Closed GoogleCodeExporter closed 9 years ago

GoogleCodeExporter commented 9 years ago
Would be nice/useful to add the following method to 
"com.google.common.base.Objects"?

/**
 * Helper to cast the given object to the given type.
 *
 * The cast is to an exact same type. Casting to super-types is not supported.
 *
 * @param targetType The type to cast to
 * @param object     The object which gets casted to the targetType
 * @return The given object casted to the given type or <code>null</code> if
 *         the given object is from another type.
 */
<T> T exactCast(Class<T> targetType, Object object)

My primary use-case to reduce the boilerplate code in equals() implementations:

/**
 * Version with exactCast()
 */
public boolean equals(Object o) {
    if (o == null) {
        return false;
    }
    if (MyClass.class != o.getClass()) {
        return false;
    }   

    return Objects.equal(this.fieldOne, other.fieldOne)
        && Objects.equal(this.fieldTwo, other.fieldTwo);
}

/**
 * Version with exactCast()
 */
public boolean equals(Object o) {
    MyClass other = exactCast(MyClass.class, o);    

    return other != null
        && Objects.equal(this.fieldOne, other.fieldOne)
        && Objects.equal(this.fieldTwo, other.fieldTwo);
}

Not supporting super-types is because it's hard (impossible?) to do in GWT and 
the primary use-case for me is casting to the exact class.

If you find the feature useful I'd love to contribute the code for it.

Original issue reported on code.google.com by j...@barop.de on 7 Aug 2013 at 3:32

GoogleCodeExporter commented 9 years ago
it might make sense to return Optional<T> instead

Original comment by SeanPFl...@googlemail.com on 8 Aug 2013 at 3:19

GoogleCodeExporter commented 9 years ago
[deleted comment]
GoogleCodeExporter commented 9 years ago
FYI, checking that "MyClass.class != o.getClass()" rather than "!(o instanceof 
MyClass)" is bad practice for equals, because it means that 
myClass.equals(mySubclass) == false while mySubclass.equals(myClass) == true, 
which breaks the equals() contract. For that matter, 
mySubclass.equals(mySubclass) == false unless you override equals() in the 
subclass, and again, that tends to break the equals contract.

In general, the best way to deal with ensuring the object passed to equals is 
both non-null and an instance of the correct type is just:

if (o instanceof MyClass) {
  MyClass other = (MyClass) o;
  // check stuff
}

Original comment by cgdecker@google.com on 8 Aug 2013 at 3:40

GoogleCodeExporter commented 9 years ago
Thanks for your reply!

Checking for a `class` constant is indeed a bad idea because it causes touble 
in subclasses. But isn't the `instanceof` approach suffering from the same 
problem when `equals()` get's overridden?

Example:
static class A {
  @Override
  public boolean equals(Object obj) {
    return obj instanceof A;
  }
}
static class B extends A {
  @Override
  public boolean equals(Object obj) {
    return obj instanceof B;
  }
}

a.equals(b) => true
b.equals(a) => false

What about not checking for a `class` constant but for `this.getClass()`. This 
would guarantee symmetry with subclasses.
========
[Task instructions]:
1) From the exactCast discussion, return the passage between "Closed GoogleCodeExporter closed" and "the given type.", inclusive.
2) In the exactCast discussion, what does one commenter suggest the method return instead?
========
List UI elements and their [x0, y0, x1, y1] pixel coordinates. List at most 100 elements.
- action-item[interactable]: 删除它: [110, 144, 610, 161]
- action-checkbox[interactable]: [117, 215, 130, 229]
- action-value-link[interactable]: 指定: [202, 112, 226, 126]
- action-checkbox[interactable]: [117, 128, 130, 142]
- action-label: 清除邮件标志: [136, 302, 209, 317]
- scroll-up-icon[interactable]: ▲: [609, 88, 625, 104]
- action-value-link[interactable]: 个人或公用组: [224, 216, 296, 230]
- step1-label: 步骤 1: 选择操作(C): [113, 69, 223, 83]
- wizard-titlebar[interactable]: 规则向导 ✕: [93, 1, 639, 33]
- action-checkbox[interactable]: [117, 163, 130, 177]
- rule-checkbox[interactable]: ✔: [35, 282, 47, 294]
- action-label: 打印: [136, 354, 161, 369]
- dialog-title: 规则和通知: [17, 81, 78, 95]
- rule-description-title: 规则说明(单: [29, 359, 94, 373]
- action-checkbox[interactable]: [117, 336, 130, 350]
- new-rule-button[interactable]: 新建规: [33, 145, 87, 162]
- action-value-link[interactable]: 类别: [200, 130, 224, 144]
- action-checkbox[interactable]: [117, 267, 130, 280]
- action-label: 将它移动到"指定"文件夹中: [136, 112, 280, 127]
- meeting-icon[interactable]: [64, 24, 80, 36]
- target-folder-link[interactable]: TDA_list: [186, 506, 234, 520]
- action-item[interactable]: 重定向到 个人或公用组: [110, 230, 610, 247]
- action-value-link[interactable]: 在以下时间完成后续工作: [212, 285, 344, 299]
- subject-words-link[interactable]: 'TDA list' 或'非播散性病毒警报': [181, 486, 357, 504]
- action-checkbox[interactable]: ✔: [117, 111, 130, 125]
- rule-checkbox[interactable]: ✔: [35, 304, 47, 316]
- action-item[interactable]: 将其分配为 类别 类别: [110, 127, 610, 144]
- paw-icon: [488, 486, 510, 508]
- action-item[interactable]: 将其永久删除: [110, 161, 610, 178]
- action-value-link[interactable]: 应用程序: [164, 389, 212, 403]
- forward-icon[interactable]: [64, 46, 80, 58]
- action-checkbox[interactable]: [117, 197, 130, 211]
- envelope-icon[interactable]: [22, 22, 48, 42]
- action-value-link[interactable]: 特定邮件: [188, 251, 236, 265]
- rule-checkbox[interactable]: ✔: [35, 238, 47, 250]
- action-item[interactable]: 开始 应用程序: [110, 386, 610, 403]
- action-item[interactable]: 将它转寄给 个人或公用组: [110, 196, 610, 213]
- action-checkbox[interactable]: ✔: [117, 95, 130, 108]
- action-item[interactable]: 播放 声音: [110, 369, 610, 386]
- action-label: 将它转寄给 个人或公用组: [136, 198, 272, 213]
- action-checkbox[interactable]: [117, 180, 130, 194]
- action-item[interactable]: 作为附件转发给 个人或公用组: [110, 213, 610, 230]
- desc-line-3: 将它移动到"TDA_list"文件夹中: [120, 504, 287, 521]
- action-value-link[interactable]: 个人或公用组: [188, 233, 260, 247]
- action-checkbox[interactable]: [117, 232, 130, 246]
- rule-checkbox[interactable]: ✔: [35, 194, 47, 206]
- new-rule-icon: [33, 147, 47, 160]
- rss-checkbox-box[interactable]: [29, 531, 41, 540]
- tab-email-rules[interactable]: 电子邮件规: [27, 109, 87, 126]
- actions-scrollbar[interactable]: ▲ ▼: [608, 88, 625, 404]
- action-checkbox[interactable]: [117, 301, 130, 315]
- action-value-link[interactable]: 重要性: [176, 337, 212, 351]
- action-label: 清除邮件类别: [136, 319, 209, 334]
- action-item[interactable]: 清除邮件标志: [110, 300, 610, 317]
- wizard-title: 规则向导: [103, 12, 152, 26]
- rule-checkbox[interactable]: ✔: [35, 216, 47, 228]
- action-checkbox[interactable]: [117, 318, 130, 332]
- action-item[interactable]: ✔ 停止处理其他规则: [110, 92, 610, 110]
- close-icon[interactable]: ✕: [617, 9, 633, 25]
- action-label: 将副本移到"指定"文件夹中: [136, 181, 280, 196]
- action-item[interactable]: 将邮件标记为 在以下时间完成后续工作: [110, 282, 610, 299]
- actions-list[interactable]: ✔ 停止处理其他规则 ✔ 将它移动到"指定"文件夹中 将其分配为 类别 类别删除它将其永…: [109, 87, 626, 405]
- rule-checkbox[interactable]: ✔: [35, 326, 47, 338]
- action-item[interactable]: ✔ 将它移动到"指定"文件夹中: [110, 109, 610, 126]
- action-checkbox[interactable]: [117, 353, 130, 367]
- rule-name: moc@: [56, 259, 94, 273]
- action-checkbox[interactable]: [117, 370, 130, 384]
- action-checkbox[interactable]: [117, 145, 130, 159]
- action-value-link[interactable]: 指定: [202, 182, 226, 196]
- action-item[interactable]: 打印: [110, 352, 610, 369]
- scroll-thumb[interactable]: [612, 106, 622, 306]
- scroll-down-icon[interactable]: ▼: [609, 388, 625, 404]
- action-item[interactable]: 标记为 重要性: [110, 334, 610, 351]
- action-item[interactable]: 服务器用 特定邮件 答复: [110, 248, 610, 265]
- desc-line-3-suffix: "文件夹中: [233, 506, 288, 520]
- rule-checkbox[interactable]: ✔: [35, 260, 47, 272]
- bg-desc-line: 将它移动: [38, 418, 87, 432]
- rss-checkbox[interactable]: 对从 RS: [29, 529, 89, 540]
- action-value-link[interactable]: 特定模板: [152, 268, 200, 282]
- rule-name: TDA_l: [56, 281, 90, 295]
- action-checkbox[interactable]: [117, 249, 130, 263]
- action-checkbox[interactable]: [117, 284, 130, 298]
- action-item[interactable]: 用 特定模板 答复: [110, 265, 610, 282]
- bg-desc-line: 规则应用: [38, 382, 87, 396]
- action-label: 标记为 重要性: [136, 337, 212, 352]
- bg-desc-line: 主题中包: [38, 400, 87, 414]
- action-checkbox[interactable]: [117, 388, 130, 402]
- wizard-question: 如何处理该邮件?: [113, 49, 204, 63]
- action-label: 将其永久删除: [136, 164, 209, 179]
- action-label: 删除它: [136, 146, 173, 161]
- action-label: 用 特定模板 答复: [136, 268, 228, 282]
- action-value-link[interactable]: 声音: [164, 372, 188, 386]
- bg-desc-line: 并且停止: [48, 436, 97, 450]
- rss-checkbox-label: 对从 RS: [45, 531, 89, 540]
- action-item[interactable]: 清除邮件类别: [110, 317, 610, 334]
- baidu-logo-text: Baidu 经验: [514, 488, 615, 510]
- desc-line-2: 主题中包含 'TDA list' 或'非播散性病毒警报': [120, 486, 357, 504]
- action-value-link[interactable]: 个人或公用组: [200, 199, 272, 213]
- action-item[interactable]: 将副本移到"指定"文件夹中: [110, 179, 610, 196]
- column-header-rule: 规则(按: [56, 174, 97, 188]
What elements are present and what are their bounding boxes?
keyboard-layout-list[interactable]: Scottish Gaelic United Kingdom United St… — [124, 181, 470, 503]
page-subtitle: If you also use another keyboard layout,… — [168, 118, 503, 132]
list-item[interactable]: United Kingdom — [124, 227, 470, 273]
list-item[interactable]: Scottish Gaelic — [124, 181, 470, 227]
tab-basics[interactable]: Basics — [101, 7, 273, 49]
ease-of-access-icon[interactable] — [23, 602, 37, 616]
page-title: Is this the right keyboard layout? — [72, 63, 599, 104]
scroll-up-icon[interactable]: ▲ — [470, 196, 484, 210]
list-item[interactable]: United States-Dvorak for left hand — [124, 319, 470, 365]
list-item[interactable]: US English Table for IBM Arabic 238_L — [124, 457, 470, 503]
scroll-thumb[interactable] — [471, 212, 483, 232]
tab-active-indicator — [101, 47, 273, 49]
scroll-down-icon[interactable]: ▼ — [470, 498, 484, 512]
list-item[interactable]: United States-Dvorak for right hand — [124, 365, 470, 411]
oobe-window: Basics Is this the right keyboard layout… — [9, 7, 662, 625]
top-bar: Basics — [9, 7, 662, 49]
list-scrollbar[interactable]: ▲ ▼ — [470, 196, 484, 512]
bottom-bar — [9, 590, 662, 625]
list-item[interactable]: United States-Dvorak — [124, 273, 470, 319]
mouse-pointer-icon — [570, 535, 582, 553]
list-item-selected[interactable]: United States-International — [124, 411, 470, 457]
========
[Task-by-task outputs]:
1)
Closed GoogleCodeExporter closed 9 years ago

GoogleCodeExporter commented 9 years ago
Would be nice/useful to add the following method to 
"com.google.common.base.Objects"?

/**
 * Helper to cast the given object to the given type.

2) Optional<T>